Task to complete
Wherever a line holds the string "JSON", copy that line.

* Begin Records for the exercise *

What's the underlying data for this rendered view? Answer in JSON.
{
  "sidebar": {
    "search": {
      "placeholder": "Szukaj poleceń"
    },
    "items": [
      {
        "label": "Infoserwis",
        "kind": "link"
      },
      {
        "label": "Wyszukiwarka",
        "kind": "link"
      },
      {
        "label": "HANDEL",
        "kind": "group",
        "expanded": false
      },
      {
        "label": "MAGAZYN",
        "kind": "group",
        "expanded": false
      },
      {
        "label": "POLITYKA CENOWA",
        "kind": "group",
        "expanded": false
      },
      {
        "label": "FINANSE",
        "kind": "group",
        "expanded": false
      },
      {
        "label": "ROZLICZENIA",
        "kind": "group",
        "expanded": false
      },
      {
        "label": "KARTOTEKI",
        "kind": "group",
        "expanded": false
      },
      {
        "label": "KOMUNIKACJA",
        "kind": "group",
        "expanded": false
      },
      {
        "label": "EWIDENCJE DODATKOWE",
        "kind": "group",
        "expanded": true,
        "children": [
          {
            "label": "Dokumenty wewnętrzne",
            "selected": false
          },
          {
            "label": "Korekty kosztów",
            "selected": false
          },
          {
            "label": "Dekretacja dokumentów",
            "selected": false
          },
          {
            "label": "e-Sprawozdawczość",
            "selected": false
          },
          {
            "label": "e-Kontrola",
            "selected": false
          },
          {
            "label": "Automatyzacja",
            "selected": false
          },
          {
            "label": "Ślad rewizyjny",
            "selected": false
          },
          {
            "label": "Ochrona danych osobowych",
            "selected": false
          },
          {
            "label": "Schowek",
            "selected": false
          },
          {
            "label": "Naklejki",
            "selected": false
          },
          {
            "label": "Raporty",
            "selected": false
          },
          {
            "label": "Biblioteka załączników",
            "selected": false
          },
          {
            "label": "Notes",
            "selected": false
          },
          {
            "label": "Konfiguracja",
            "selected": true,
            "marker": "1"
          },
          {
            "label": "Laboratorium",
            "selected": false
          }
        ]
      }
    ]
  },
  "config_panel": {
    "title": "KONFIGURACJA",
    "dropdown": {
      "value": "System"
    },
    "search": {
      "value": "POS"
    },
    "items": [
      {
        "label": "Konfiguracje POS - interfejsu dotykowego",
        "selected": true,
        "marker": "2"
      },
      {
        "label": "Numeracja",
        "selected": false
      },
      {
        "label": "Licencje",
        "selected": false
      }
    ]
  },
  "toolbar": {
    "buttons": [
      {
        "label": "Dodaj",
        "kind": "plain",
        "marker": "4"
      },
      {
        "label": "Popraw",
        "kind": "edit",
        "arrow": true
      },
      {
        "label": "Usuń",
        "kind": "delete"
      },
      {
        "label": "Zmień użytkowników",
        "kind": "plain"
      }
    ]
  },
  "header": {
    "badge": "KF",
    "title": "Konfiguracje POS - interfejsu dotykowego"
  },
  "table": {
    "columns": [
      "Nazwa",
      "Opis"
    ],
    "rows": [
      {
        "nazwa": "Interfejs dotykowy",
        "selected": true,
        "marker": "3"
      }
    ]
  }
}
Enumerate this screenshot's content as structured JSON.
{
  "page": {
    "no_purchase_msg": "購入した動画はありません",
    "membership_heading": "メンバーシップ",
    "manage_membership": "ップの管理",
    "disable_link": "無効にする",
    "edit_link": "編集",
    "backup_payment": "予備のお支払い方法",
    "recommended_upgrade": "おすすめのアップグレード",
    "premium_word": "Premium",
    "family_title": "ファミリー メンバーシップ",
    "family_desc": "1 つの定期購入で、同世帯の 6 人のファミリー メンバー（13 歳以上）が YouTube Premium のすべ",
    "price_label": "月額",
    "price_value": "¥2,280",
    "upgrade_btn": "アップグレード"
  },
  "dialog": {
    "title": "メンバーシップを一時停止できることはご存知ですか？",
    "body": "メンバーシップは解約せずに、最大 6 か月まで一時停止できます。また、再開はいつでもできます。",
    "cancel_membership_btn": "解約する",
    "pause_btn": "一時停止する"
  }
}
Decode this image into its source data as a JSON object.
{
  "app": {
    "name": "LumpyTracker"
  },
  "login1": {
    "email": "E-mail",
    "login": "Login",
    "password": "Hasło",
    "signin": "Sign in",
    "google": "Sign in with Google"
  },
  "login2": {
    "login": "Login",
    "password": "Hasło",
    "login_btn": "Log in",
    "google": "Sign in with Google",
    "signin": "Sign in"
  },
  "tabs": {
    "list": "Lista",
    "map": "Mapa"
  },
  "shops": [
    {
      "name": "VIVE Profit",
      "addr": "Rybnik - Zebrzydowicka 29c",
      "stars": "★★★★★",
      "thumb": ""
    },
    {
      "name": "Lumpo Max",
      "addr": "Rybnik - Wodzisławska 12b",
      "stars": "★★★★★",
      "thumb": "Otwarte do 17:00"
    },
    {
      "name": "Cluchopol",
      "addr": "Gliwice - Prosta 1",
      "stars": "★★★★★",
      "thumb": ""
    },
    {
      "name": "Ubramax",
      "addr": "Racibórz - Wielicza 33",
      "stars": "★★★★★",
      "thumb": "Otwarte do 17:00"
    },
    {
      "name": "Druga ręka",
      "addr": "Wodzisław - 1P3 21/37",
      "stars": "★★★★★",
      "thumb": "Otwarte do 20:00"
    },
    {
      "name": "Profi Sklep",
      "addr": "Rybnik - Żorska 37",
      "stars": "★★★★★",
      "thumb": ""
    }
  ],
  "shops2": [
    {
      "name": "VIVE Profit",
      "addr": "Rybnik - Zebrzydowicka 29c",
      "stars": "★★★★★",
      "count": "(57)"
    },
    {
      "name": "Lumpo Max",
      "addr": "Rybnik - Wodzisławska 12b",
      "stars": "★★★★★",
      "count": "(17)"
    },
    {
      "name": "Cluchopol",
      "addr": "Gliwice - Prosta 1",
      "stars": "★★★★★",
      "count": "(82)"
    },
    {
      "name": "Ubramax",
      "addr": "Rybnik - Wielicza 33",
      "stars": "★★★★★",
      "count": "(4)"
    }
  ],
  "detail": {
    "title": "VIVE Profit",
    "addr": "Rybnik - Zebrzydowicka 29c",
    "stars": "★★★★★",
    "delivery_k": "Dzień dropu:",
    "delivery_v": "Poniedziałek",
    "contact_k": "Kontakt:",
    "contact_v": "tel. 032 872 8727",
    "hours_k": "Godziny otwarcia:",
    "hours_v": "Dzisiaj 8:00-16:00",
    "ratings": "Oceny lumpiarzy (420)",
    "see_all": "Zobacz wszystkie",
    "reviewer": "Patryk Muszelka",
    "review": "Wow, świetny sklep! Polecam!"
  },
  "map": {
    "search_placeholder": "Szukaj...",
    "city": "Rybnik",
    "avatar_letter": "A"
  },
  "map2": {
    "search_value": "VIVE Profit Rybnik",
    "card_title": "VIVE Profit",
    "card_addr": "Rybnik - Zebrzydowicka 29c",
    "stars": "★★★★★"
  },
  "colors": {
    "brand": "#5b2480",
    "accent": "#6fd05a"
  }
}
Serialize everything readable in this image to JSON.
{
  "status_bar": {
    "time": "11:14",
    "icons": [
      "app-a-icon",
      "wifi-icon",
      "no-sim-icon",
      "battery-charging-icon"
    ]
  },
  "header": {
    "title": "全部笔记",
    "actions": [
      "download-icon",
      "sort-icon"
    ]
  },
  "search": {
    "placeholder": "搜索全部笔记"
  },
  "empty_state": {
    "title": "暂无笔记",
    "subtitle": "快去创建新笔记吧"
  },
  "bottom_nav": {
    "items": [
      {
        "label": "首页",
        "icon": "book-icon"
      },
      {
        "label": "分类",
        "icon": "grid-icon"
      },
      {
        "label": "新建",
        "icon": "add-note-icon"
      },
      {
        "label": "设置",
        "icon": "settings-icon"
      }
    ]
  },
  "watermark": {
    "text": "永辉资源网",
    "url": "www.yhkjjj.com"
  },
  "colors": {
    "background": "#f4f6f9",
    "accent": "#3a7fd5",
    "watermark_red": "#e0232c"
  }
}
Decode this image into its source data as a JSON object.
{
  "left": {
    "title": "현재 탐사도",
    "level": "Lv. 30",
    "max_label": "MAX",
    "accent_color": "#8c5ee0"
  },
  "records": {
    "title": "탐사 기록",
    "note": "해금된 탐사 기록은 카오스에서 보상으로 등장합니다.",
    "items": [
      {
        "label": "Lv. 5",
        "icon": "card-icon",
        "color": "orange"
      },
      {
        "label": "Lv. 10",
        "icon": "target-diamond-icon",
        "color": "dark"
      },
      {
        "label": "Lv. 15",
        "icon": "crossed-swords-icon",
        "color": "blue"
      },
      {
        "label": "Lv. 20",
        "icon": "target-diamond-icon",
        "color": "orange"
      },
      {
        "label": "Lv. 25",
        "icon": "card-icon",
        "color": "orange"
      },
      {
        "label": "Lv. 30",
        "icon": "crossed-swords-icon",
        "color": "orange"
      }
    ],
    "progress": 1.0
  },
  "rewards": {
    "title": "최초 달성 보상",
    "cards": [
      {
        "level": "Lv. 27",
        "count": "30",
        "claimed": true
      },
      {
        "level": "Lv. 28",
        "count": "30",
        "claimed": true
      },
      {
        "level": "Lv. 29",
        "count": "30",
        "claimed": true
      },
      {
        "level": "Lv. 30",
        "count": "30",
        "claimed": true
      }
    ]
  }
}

* End Records for the exercise *

Response to the task
What's the underlying data for this rendered view? Answer in JSON.
Enumerate this screenshot's content as structured JSON.
Decode this image into its source data as a JSON object.
Serialize everything readable in this image to JSON.
Decode this image into its source data as a JSON object.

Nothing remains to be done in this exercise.